Extract the data exactly, missing nothing.

| The data |
□ □ □
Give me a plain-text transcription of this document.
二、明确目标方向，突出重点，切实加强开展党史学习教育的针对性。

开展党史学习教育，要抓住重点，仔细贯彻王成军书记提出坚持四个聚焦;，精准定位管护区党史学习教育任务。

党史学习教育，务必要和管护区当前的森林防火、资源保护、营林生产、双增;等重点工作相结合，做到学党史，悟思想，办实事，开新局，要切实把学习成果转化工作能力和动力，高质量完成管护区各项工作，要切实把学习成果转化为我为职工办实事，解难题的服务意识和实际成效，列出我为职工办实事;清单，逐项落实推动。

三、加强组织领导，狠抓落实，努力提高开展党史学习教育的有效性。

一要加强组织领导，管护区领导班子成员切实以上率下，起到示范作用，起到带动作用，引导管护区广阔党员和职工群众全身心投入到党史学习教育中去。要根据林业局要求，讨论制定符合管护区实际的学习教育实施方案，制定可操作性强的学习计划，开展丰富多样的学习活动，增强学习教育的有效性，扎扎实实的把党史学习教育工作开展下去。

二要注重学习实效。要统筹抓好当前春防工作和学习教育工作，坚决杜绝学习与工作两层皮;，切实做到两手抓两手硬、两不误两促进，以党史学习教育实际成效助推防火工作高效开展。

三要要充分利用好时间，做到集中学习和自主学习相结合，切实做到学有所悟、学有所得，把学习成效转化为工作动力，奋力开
□ □ □
| Answer for this exercise |
Give me a plain-text transcription of this document.
二、明确目标方向，突出重点，切实加强开展党史学习教育的针对性。

开展党史学习教育，要抓住重点，仔细贯彻王成军书记提出坚持四个聚焦;，精准定位管护区党史学习教育任务。

党史学习教育，务必要和管护区当前的森林防火、资源保护、营林生产、双增;等重点工作相结合，做到学党史，悟思想，办实事，开新局，要切实把学习成果转化工作能力和动力，高质量完成管护区各项工作，要切实把学习成果转化为我为职工办实事，解难题的服务意识和实际成效，列出我为职工办实事;清单，逐项落实推动。

三、加强组织领导，狠抓落实，努力提高开展党史学习教育的有效性。

一要加强组织领导，管护区领导班子成员切实以上率下，起到示范作用，起到带动作用，引导管护区广阔党员和职工群众全身心投入到党史学习教育中去。要根据林业局要求，讨论制定符合管护区实际的学习教育实施方案，制定可操作性强的学习计划，开展丰富多样的学习活动，增强学习教育的有效性，扎扎实实的把党史学习教育工作开展下去。

二要注重学习实效。要统筹抓好当前春防工作和学习教育工作，坚决杜绝学习与工作两层皮;，切实做到两手抓两手硬、两不误两促进，以党史学习教育实际成效助推防火工作高效开展。

三要要充分利用好时间，做到集中学习和自主学习相结合，切实做到学有所悟、学有所得，把学习成效转化为工作动力，奋力开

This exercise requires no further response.